------ DATA PROVIDED

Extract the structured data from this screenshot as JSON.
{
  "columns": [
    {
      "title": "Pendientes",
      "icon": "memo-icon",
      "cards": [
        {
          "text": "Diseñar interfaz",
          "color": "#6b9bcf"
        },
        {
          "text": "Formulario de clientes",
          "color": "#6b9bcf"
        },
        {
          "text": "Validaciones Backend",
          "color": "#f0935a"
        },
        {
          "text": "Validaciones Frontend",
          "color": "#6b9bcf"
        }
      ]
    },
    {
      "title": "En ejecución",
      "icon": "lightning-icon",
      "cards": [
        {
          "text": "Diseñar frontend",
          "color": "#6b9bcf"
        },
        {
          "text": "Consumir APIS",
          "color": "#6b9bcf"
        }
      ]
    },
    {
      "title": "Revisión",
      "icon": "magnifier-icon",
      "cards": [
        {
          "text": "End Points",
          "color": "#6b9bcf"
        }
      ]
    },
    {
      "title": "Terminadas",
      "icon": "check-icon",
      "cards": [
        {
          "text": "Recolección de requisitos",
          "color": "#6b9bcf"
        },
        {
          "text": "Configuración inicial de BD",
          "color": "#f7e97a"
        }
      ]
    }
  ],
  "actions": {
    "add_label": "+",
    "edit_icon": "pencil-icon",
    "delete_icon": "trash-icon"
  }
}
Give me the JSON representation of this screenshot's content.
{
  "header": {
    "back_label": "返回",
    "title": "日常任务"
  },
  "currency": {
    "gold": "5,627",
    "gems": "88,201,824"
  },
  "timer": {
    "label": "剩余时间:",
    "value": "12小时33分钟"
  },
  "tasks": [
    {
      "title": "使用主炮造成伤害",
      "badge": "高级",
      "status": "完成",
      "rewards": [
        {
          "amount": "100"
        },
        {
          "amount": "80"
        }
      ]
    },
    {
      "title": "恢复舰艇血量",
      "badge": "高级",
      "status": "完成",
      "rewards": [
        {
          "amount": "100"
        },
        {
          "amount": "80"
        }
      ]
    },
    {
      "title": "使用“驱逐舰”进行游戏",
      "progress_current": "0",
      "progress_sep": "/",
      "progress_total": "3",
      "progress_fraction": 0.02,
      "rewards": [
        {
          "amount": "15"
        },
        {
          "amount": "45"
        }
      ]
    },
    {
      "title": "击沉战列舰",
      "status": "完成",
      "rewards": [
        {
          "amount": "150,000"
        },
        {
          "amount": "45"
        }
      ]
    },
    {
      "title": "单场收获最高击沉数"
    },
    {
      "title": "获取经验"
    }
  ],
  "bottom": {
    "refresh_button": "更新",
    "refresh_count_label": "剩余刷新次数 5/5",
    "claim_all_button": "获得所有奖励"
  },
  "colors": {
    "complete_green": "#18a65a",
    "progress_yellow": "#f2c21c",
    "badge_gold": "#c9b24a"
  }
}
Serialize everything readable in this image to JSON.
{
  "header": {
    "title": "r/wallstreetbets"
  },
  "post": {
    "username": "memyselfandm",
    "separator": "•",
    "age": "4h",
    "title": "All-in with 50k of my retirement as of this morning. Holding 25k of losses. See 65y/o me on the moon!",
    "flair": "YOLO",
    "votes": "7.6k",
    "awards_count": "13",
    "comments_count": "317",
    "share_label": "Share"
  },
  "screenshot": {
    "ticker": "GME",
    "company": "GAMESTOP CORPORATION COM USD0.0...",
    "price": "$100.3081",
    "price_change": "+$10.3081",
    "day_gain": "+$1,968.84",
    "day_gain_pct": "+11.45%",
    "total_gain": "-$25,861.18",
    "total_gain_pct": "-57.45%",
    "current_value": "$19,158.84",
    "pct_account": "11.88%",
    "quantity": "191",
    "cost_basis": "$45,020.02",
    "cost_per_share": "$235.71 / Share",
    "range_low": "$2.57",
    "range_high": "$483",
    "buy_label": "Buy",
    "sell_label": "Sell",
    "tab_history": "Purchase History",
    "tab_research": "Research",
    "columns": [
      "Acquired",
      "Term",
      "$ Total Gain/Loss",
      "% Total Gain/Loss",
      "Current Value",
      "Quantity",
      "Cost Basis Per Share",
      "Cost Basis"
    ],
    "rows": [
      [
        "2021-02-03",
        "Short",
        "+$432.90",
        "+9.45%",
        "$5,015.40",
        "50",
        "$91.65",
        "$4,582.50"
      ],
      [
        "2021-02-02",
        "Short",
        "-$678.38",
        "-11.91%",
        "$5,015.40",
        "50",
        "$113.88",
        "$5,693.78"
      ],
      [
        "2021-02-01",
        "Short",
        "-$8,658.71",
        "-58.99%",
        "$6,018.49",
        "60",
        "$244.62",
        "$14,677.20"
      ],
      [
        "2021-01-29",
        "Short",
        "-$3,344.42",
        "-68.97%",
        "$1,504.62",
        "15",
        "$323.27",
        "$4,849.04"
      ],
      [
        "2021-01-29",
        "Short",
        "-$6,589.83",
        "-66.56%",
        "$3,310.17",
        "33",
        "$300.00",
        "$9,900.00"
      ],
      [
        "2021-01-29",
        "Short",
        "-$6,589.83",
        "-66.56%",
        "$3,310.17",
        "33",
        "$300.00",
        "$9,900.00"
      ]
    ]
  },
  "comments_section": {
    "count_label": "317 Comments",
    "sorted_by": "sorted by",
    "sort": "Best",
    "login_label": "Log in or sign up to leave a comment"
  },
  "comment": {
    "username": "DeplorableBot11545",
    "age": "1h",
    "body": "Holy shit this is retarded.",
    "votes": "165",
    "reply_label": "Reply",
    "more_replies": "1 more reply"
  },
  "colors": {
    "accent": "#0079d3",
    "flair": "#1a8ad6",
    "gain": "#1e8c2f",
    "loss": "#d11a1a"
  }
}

------------

The word "username" may occur in lines of the records. Report how many such lines there are, giving only the number.

RESULT: 2